→ **Task to complete**
Return the count of lines that hold the string "stroke", with no other words.

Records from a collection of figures
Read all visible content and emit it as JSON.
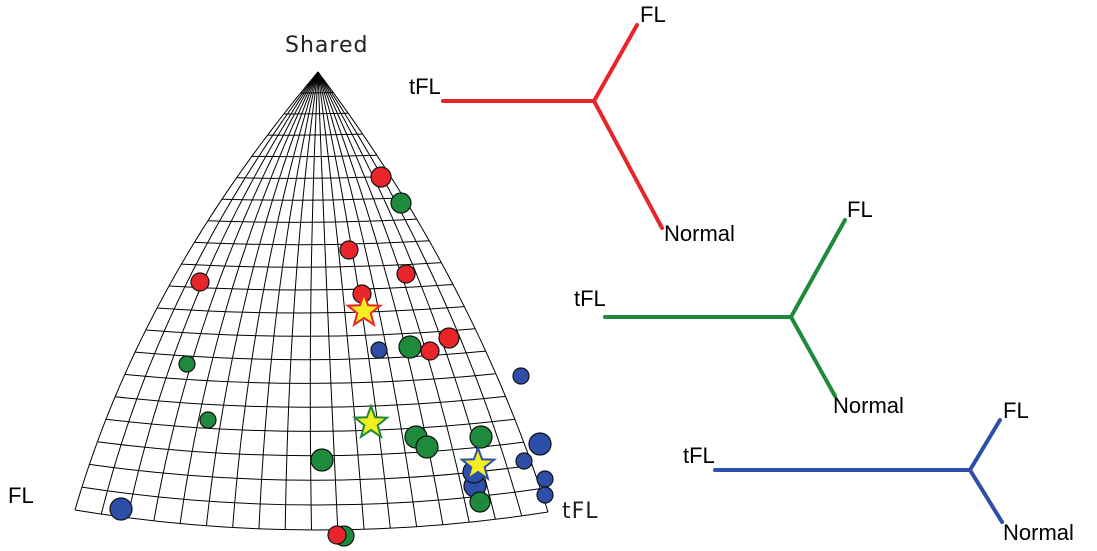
{
  "simplex": {
    "labels": {
      "apex": "Shared",
      "left": "FL",
      "right": "tFL"
    }
  },
  "colors": {
    "red": "#e8262a",
    "green": "#1e8a3c",
    "blue": "#2e4fa8",
    "star_fill": "#f2ee20"
  },
  "points": [
    {
      "color": "red"
    },
    {
      "color": "green"
    },
    {
      "color": "red"
    },
    {
      "color": "red"
    },
    {
      "color": "red"
    },
    {
      "color": "red"
    },
    {
      "color": "blue"
    },
    {
      "color": "green"
    },
    {
      "color": "red"
    },
    {
      "color": "red"
    },
    {
      "color": "green"
    },
    {
      "color": "blue"
    },
    {
      "color": "green"
    },
    {
      "color": "green"
    },
    {
      "color": "green"
    },
    {
      "color": "green"
    },
    {
      "color": "green"
    },
    {
      "color": "blue"
    },
    {
      "color": "blue"
    },
    {
      "color": "blue"
    },
    {
      "color": "blue"
    },
    {
      "color": "blue"
    },
    {
      "color": "green"
    },
    {
      "color": "blue"
    },
    {
      "color": "green"
    },
    {
      "color": "red"
    },
    {
      "color": "blue"
    }
  ],
  "stars": [
    {
      "fill": "star_fill",
      "stroke": "red"
    },
    {
      "fill": "star_fill",
      "stroke": "green"
    },
    {
      "fill": "star_fill",
      "stroke": "blue"
    }
  ],
  "trees": [
    {
      "color": "red",
      "labels": {
        "top": "FL",
        "left": "tFL",
        "bottom": "Normal"
      }
    },
    {
      "color": "green",
      "labels": {
        "top": "FL",
        "left": "tFL",
        "bottom": "Normal"
      }
    },
    {
      "color": "blue",
      "labels": {
        "top": "FL",
        "left": "tFL",
        "bottom": "Normal"
      }
    }
  ]
}
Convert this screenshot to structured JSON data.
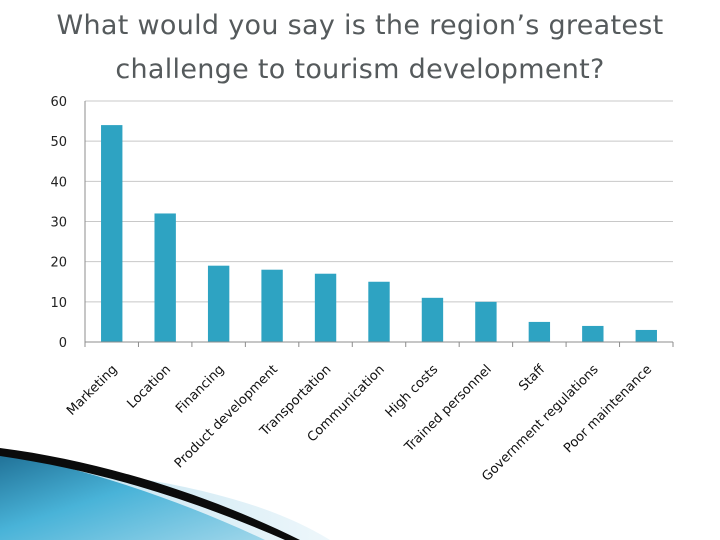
{
  "slide": {
    "title_line1": "What would you say is the region’s greatest",
    "title_line2": "challenge to tourism development?"
  },
  "colors": {
    "bar": "#2ea3c2",
    "grid": "#c8c8c8",
    "axis": "#8c8c8c"
  },
  "chart_data": {
    "type": "bar",
    "categories": [
      "Marketing",
      "Location",
      "Financing",
      "Product development",
      "Transportation",
      "Communication",
      "High costs",
      "Trained personnel",
      "Staff",
      "Government regulations",
      "Poor maintenance"
    ],
    "values": [
      54,
      32,
      19,
      18,
      17,
      15,
      11,
      10,
      5,
      4,
      3
    ],
    "ylim": [
      0,
      60
    ],
    "yticks": [
      "0",
      "10",
      "20",
      "30",
      "40",
      "50",
      "60"
    ],
    "grid": true,
    "legend": "none",
    "xlabel": "",
    "ylabel": ""
  }
}
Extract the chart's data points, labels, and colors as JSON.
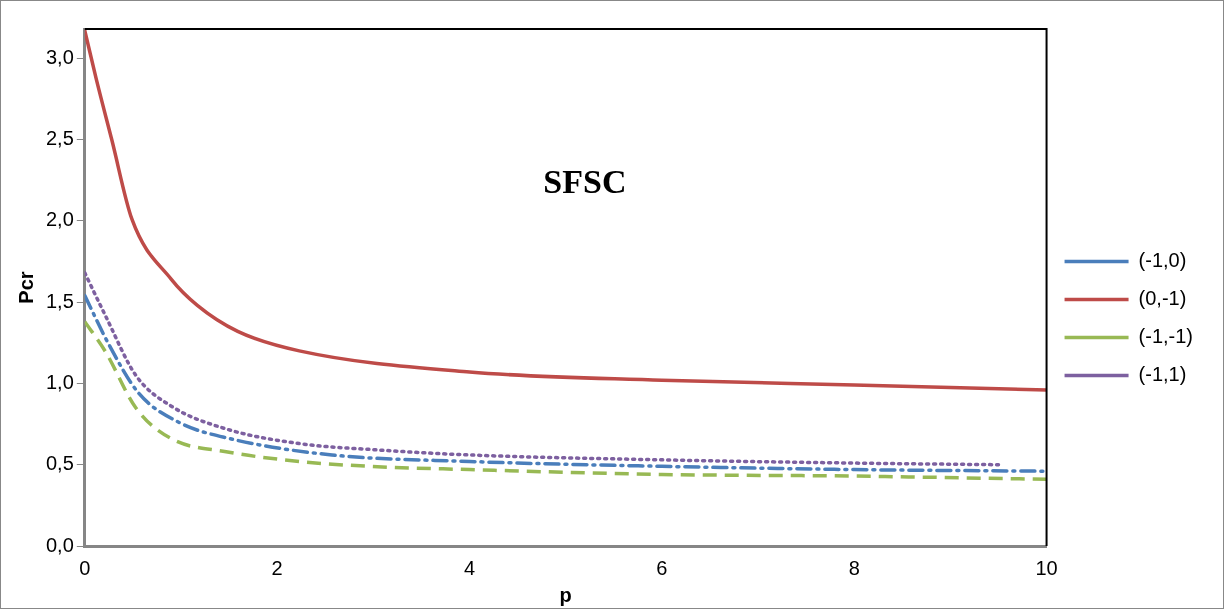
{
  "chart_data": {
    "type": "line",
    "xlabel": "p",
    "ylabel": "Pcr",
    "annotations": [
      "SFSC"
    ],
    "xlim": [
      0,
      10
    ],
    "xticks": [
      0,
      2,
      4,
      6,
      8,
      10
    ],
    "ylim": [
      0,
      3.18
    ],
    "yticks": [
      {
        "value": 0,
        "label": "0,0"
      },
      {
        "value": 0.5,
        "label": "0,5"
      },
      {
        "value": 1,
        "label": "1,0"
      },
      {
        "value": 1.5,
        "label": "1,5"
      },
      {
        "value": 2,
        "label": "2,0"
      },
      {
        "value": 2.5,
        "label": "2,5"
      },
      {
        "value": 3,
        "label": "3,0"
      }
    ],
    "grid": false,
    "legend": "right",
    "marker": "none",
    "series": [
      {
        "name": "(-1,0)",
        "color": "#4a7ebb",
        "line_style": "dashdot",
        "x": [
          0,
          0.25,
          0.56,
          0.98,
          1.51,
          2.57,
          4,
          6,
          8,
          10
        ],
        "values": [
          1.54,
          1.24,
          0.94,
          0.76,
          0.66,
          0.56,
          0.52,
          0.49,
          0.47,
          0.46
        ]
      },
      {
        "name": "(0,-1)",
        "color": "#be4b48",
        "line_style": "solid",
        "x": [
          0,
          0.12,
          0.28,
          0.49,
          0.9,
          1.17,
          1.59,
          2.23,
          4,
          6,
          8,
          10
        ],
        "values": [
          3.17,
          2.87,
          2.5,
          2.01,
          1.64,
          1.48,
          1.32,
          1.2,
          1.07,
          1.02,
          0.99,
          0.96
        ]
      },
      {
        "name": "(-1,-1)",
        "color": "#98b954",
        "line_style": "dashed",
        "x": [
          0,
          0.22,
          0.53,
          0.9,
          1.47,
          2.23,
          2.96,
          4,
          6,
          8,
          10
        ],
        "values": [
          1.38,
          1.19,
          0.85,
          0.66,
          0.58,
          0.52,
          0.49,
          0.47,
          0.44,
          0.43,
          0.41
        ]
      },
      {
        "name": "(-1,1)",
        "color": "#7d60a0",
        "line_style": "dotted",
        "x": [
          0,
          0.22,
          0.53,
          0.9,
          1.47,
          2.23,
          3.07,
          4,
          6,
          8,
          9.5
        ],
        "values": [
          1.68,
          1.41,
          1.05,
          0.86,
          0.72,
          0.63,
          0.59,
          0.56,
          0.53,
          0.51,
          0.5
        ]
      }
    ]
  }
}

→ **Answer**
3